───── Provided data ─────

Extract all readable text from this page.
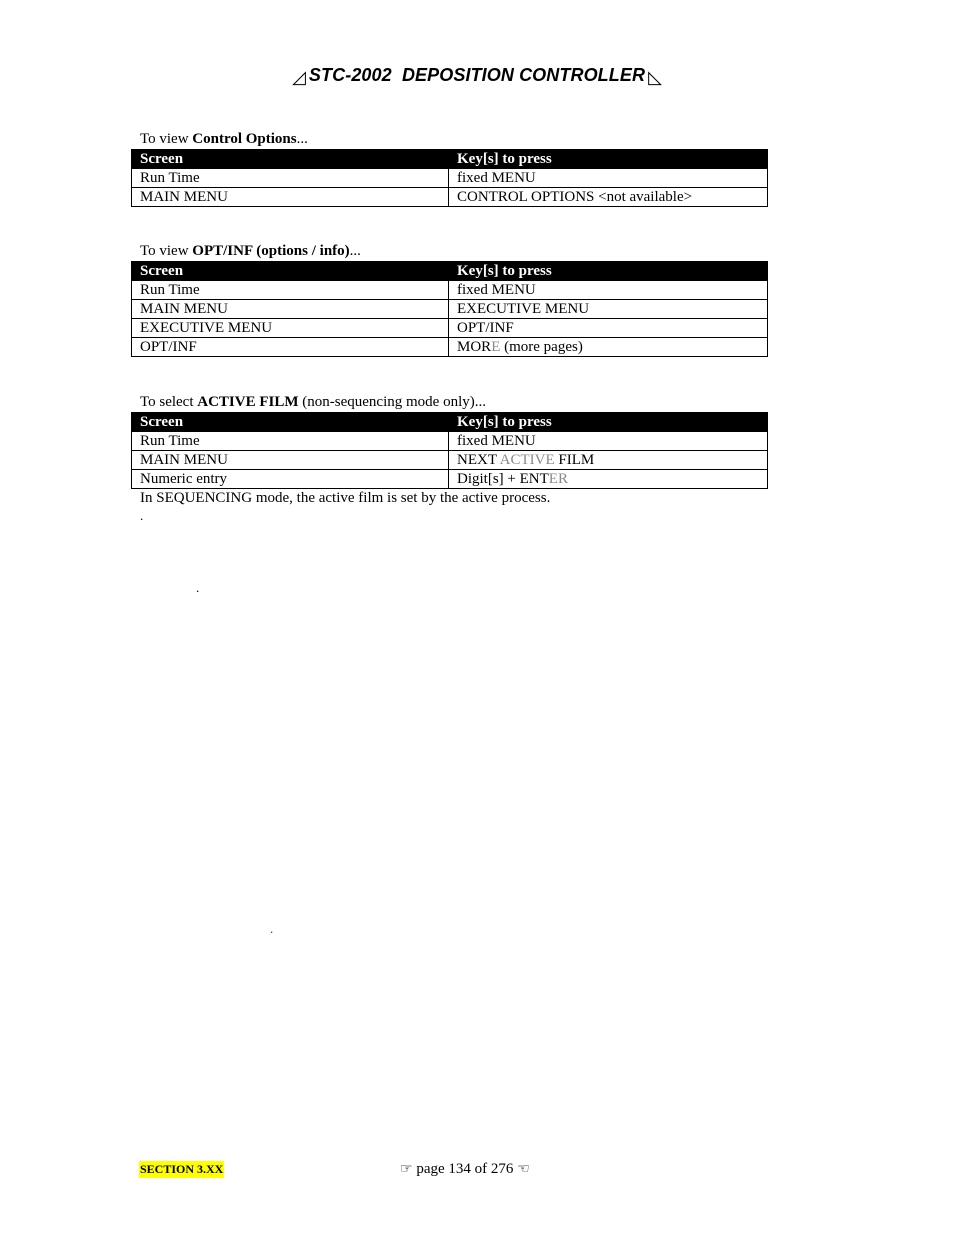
◿ STC-2002  DEPOSITION CONTROLLER ◺
To view Control Options...
Screen	Key[s] to press
Run Time	fixed MENU
MAIN MENU	CONTROL OPTIONS <not available>
To view OPT/INF (options / info)...
Screen	Key[s] to press
Run Time	fixed MENU
MAIN MENU	EXECUTIVE MENU
EXECUTIVE MENU	OPT/INF
OPT/INF	MORE (more pages)
To select ACTIVE FILM (non-sequencing mode only)...
Screen	Key[s] to press
Run Time	fixed MENU
MAIN MENU	NEXT ACTIVE FILM
Numeric entry	Digit[s] + ENTER
In SEQUENCING mode, the active film is set by the active process.
.
.
.
SECTION 3.XX	☞ page 134 of 276 ☜
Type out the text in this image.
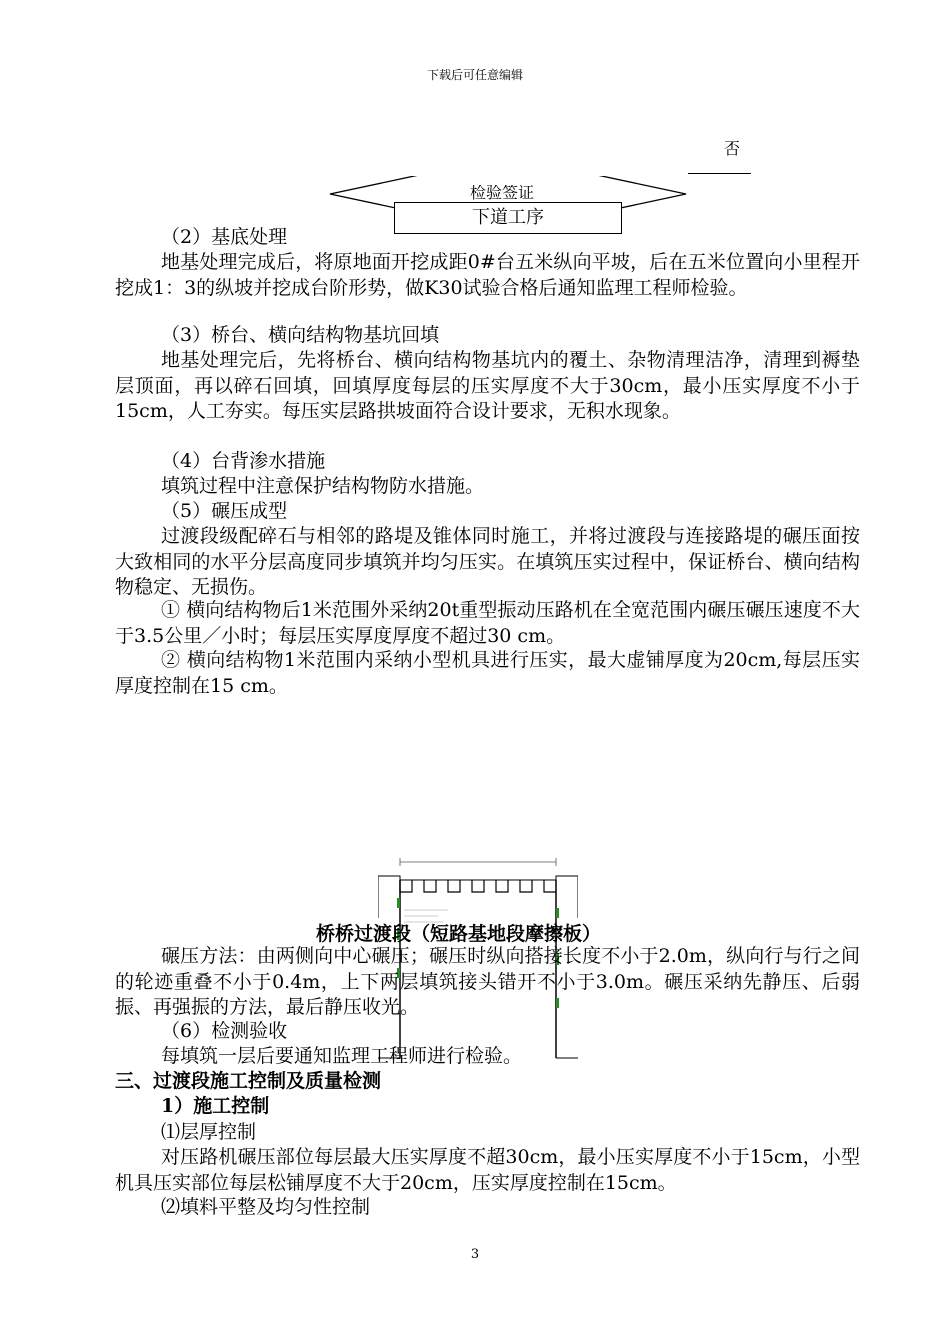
下载后可任意编辑
否
检验签证
下道工序

（2）基底处理

地基处理完成后，将原地面开挖成距0#台五米纵向平坡，后在五米位置向小里程开挖成1：3的纵坡并挖成台阶形势，做K30试验合格后通知监理工程师检验。

（3）桥台、横向结构物基坑回填

地基处理完后，先将桥台、横向结构物基坑内的覆土、杂物清理洁净，清理到褥垫层顶面，再以碎石回填，回填厚度每层的压实厚度不大于30cm，最小压实厚度不小于15cm，人工夯实。每压实层路拱坡面符合设计要求，无积水现象。

（4）台背渗水措施

填筑过程中注意保护结构物防水措施。

（5）碾压成型

过渡段级配碎石与相邻的路堤及锥体同时施工，并将过渡段与连接路堤的碾压面按大致相同的水平分层高度同步填筑并均匀压实。在填筑压实过程中，保证桥台、横向结构物稳定、无损伤。

① 横向结构物后1米范围外采纳20t重型振动压路机在全宽范围内碾压碾压速度不大于3.5公里／小时；每层压实厚度厚度不超过30 cm。

② 横向结构物1米范围内采纳小型机具进行压实，最大虚铺厚度为20cm,每层压实厚度控制在15 cm。

桥桥过渡段（短路基地段摩擦板）

碾压方法：由两侧向中心碾压；碾压时纵向搭接长度不小于2.0m，纵向行与行之间的轮迹重叠不小于0.4m，上下两层填筑接头错开不小于3.0m。碾压采纳先静压、后弱振、再强振的方法，最后静压收光。

（6）检测验收

每填筑一层后要通知监理工程师进行检验。

三、过渡段施工控制及质量检测

1）施工控制

⑴层厚控制

对压路机碾压部位每层最大压实厚度不超30cm，最小压实厚度不小于15cm，小型机具压实部位每层松铺厚度不大于20cm，压实厚度控制在15cm。

⑵填料平整及均匀性控制

3
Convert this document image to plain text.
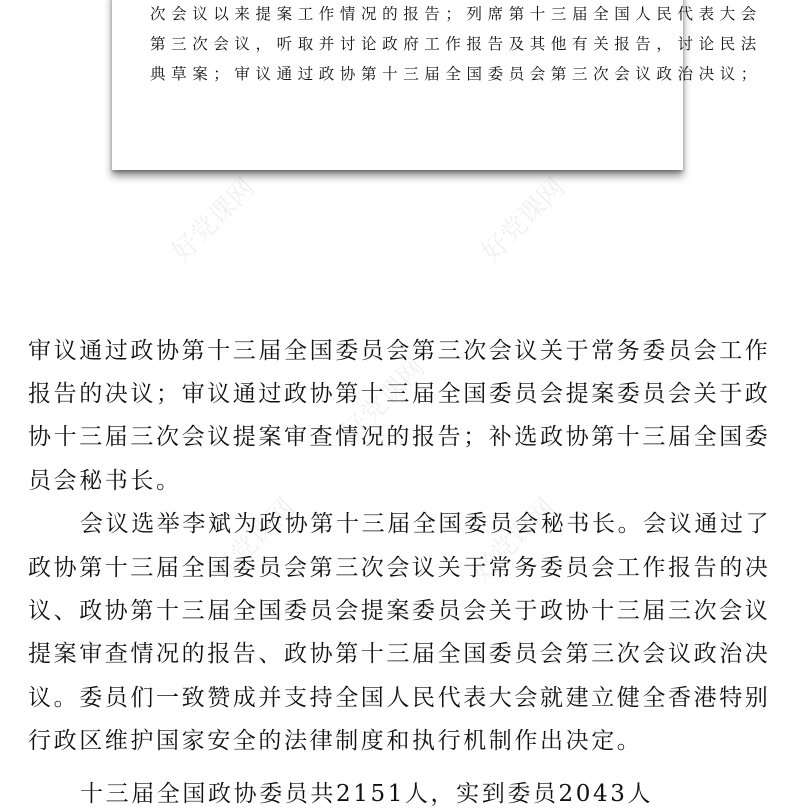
好党课网	好党课网
好党课网
好党课网	好党课网
次会议以来提案工作情况的报告；列席第十三届全国人民代表大会
第三次会议，听取并讨论政府工作报告及其他有关报告，讨论民法
典草案；审议通过政协第十三届全国委员会第三次会议政治决议；
审议通过政协第十三届全国委员会第三次会议关于常务委员会工作
报告的决议；审议通过政协第十三届全国委员会提案委员会关于政
协十三届三次会议提案审查情况的报告；补选政协第十三届全国委
员会秘书长。
会议选举李斌为政协第十三届全国委员会秘书长。会议通过了
政协第十三届全国委员会第三次会议关于常务委员会工作报告的决
议、政协第十三届全国委员会提案委员会关于政协十三届三次会议
提案审查情况的报告、政协第十三届全国委员会第三次会议政治决
议。委员们一致赞成并支持全国人民代表大会就建立健全香港特别
行政区维护国家安全的法律制度和执行机制作出决定。
十三届全国政协委员共2151人，实到委员2043人
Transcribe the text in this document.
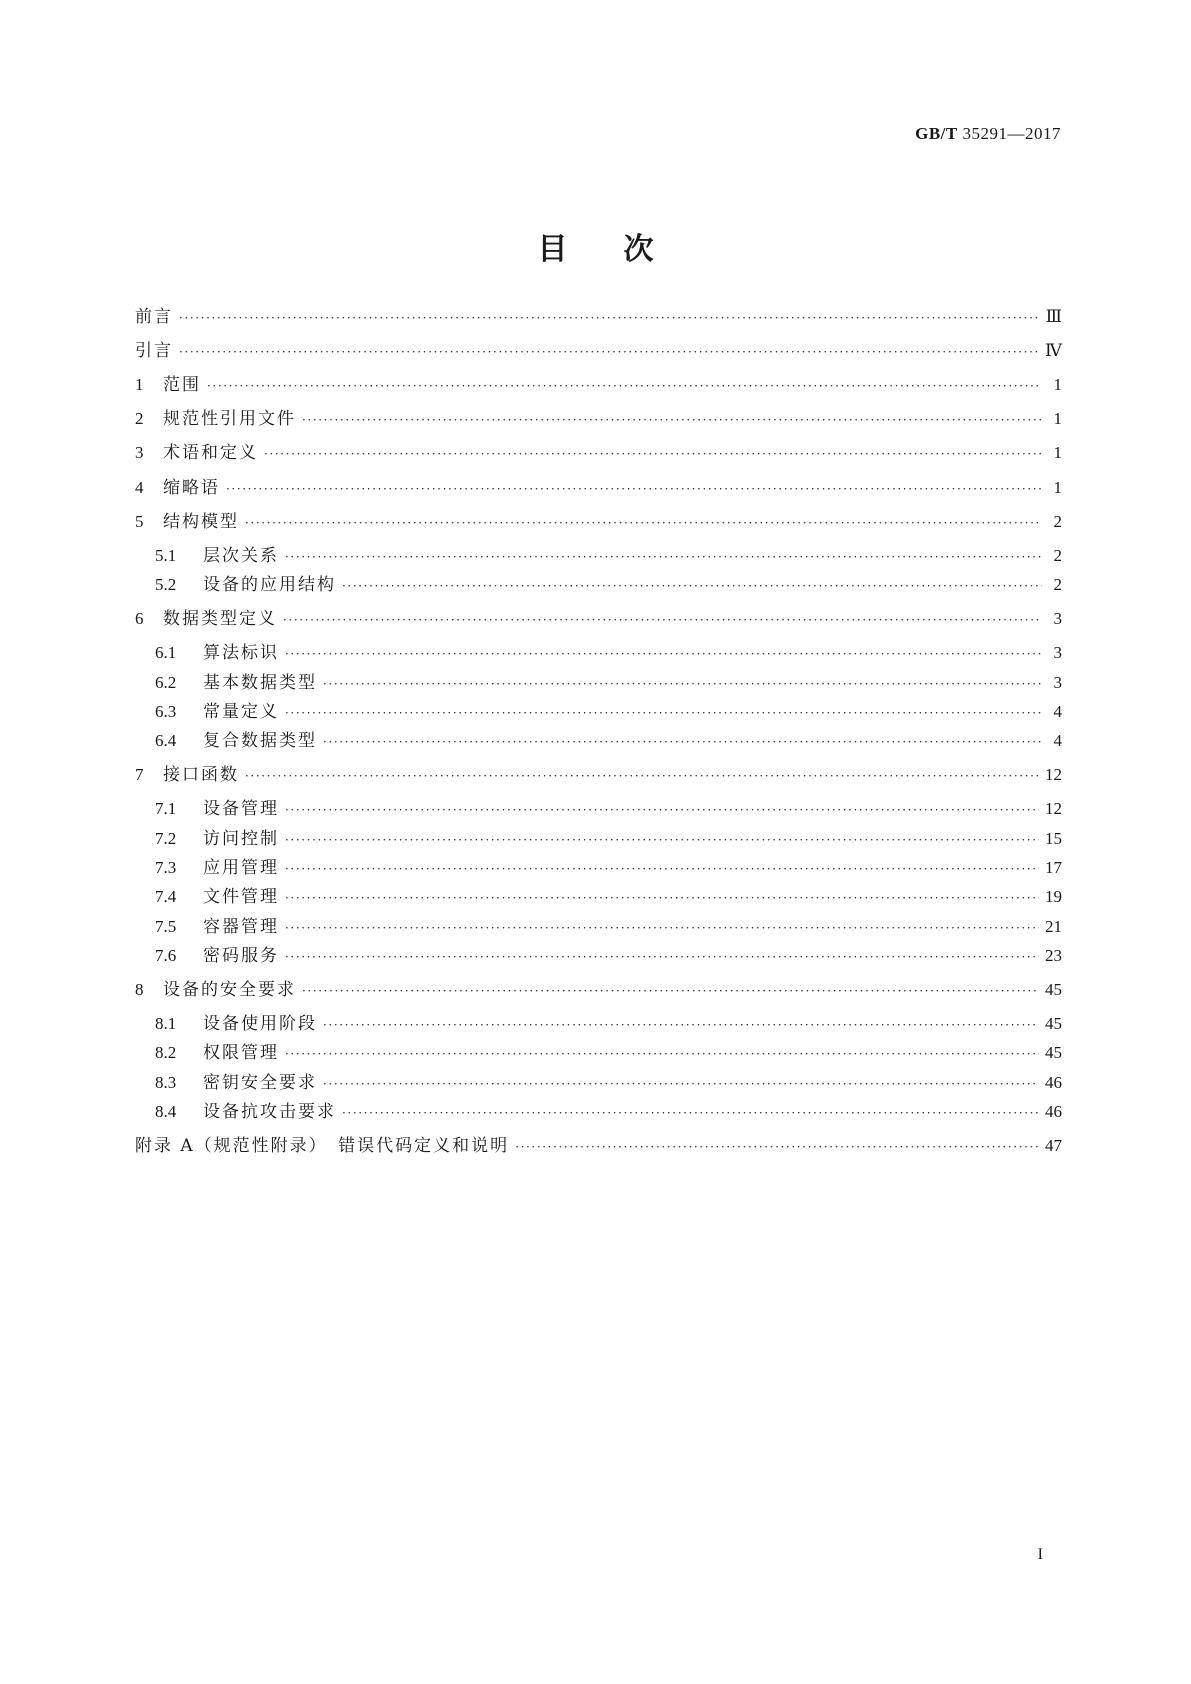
GB/T 35291—2017
目次
前言 ·····	Ⅲ
引言 ·····	Ⅳ
1	范围 ·····	1
2	规范性引用文件 ·····	1
3	术语和定义 ·····	1
4	缩略语 ·····	1
5	结构模型 ·····	2
5.1	层次关系 ·····	2
5.2	设备的应用结构 ·····	2
6	数据类型定义 ·····	3
6.1	算法标识 ·····	3
6.2	基本数据类型 ·····	3
6.3	常量定义 ·····	4
6.4	复合数据类型 ·····	4
7	接口函数 ·····	12
7.1	设备管理 ·····	12
7.2	访问控制 ·····	15
7.3	应用管理 ·····	17
7.4	文件管理 ·····	19
7.5	容器管理 ·····	21
7.6	密码服务 ·····	23
8	设备的安全要求 ·····	45
8.1	设备使用阶段 ·····	45
8.2	权限管理 ·····	45
8.3	密钥安全要求 ·····	46
8.4	设备抗攻击要求 ·····	46
附录 A（规范性附录）　错误代码定义和说明 ·····	47
I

─────

## [Prompt]
Filter the entries down to the lines with the word "document" in them.

## [Exercise answer]
Convert this document image to plain text.
Transcribe the text in this document.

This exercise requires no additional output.